> **Material to process**:

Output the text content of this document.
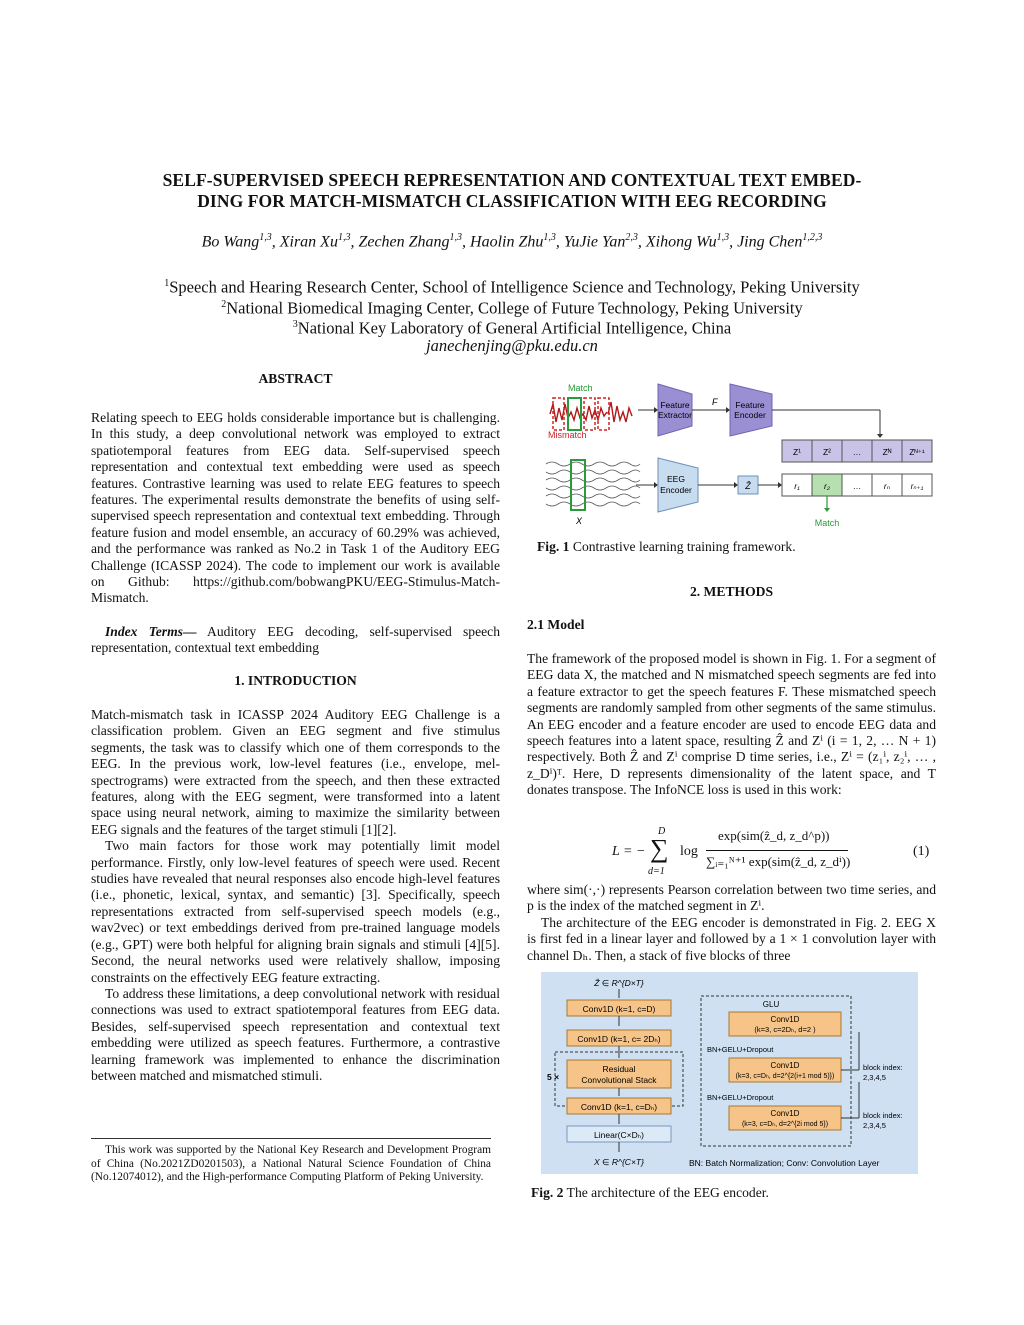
SELF-SUPERVISED SPEECH REPRESENTATION AND CONTEXTUAL TEXT EMBED-
DING FOR MATCH-MISMATCH CLASSIFICATION WITH EEG RECORDING
Bo Wang$^{1,3}$, Xiran Xu$^{1,3}$, Zechen Zhang$^{1,3}$, Haolin Zhu$^{1,3}$, YuJie Yan$^{2,3}$, Xihong Wu$^{1,3}$, Jing Chen$^{1,2,3}$
$^1$Speech and Hearing Research Center, School of Intelligence Science and Technology, Peking University
$^2$National Biomedical Imaging Center, College of Future Technology, Peking University
$^3$National Key Laboratory of General Artificial Intelligence, China
janechenjing@pku.edu.cn
ABSTRACT
Relating speech to EEG holds considerable importance but is challenging. In this study, a deep convolutional network was employed to extract spatiotemporal features from EEG data. Self-supervised speech representation and contextual text embedding were used as speech features. Contrastive learning was used to relate EEG features to speech features. The experimental results demonstrate the benefits of using self-supervised speech representation and contextual text embedding. Through feature fusion and model ensemble, an accuracy of 60.29% was achieved, and the performance was ranked as No.2 in Task 1 of the Auditory EEG Challenge (ICASSP 2024). The code to implement our work is available on Github: https://github.com/bobwangPKU/EEG-Stimulus-Match-Mismatch.

Index Terms— Auditory EEG decoding, self-supervised speech representation, contextual text embedding

1. INTRODUCTION

Match-mismatch task in ICASSP 2024 Auditory EEG Challenge is a classification problem. Given an EEG segment and five stimulus segments, the task was to classify which one of them corresponds to the EEG. In the previous work, low-level features (i.e., envelope, mel-spectrograms) were extracted from the speech, and then these extracted features, along with the EEG segment, were transformed into a latent space using neural network, aiming to maximize the similarity between EEG signals and the features of the target stimuli [1][2].

Two main factors for those work may potentially limit model performance. Firstly, only low-level features of speech were used. Recent studies have revealed that neural responses also encode high-level features (i.e., phonetic, lexical, syntax, and semantic) [3]. Specifically, speech representations extracted from self-supervised speech models (e.g., wav2vec) or text embeddings derived from pre-trained language models (e.g., GPT) were both helpful for aligning brain signals and stimuli [4][5]. Second, the neural networks used were relatively shallow, imposing constraints on the effectively EEG feature extracting.

To address these limitations, a deep convolutional network with residual connections was used to extract spatiotemporal features from EEG data. Besides, self-supervised speech representation and contextual text embedding were utilized as speech features. Furthermore, a contrastive learning framework was implemented to enhance the discrimination between matched and mismatched stimuli.

This work was supported by the National Key Research and Development Program of China (No.2021ZD0201503), a National Natural Science Foundation of China (No.12074012), and the High-performance Computing Platform of Peking University.
Match
Mismatch
Feature
Extractor
F Feature
Encoder
Z¹	Z²	…	Zᴺ Zᴺ⁺¹
X
EEG
Encoder	Ẑ	r₁	r₂	…	rₙ	rₙ₊₁
Match
Fig. 1 Contrastive learning training framework.
2. METHODS
2.1 Model
The framework of the proposed model is shown in Fig. 1. For a segment of EEG data X, the matched and N mismatched speech segments are fed into a feature extractor to get the speech features F. These mismatched speech segments are randomly sampled from other segments of the same stimulus. An EEG encoder and a feature encoder are used to encode EEG data and speech features into a latent space, resulting Ẑ and Zⁱ (i = 1, 2, … N + 1) respectively. Both Ẑ and Zⁱ comprise D time series, i.e., Zⁱ = (z₁ⁱ, z₂ⁱ, … , z_Dⁱ)ᵀ. Here, D represents dimensionality of the latent space, and T donates transpose. The InfoNCE loss is used in this work:
L = −
D
∑
d=1
log
exp(sim(ẑ_d, z_d^p))
∑ᵢ₌₁ᴺ⁺¹ exp(sim(ẑ_d, z_dⁱ))
(1)

where sim(·,·) represents Pearson correlation between two time series, and p is the index of the matched segment in Zⁱ.

The architecture of the EEG encoder is demonstrated in Fig. 2. EEG X is first fed in a linear layer and followed by a 1 × 1 convolution layer with channel Dₕ. Then, a stack of five blocks of three

Ẑ ∈ R^{D×T}
Conv1D (k=1, c=D)
Conv1D (k=1, c= 2Dₕ)
5 ×
Residual
Convolutional Stack
Conv1D (k=1, c=Dₕ)
Linear(C×Dₕ)
X ∈ R^{C×T}
GLU
Conv1D
(k=3, c=2Dₕ, d=2 )
BN+GELU+Dropout
Conv1D
(k=3, c=Dₕ, d=2^{2(i+1 mod 5)})
BN+GELU+Dropout
Conv1D
(k=3, c=Dₕ, d=2^{2i mod 5})
block index:
2,3,4,5
block index:
2,3,4,5
BN: Batch Normalization; Conv: Convolution Layer
Fig. 2 The architecture of the EEG encoder.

> **Exercise instructions**:
How many lines of the data contain the word "Research"? Answer with the number alone.

> **Complete output**:
2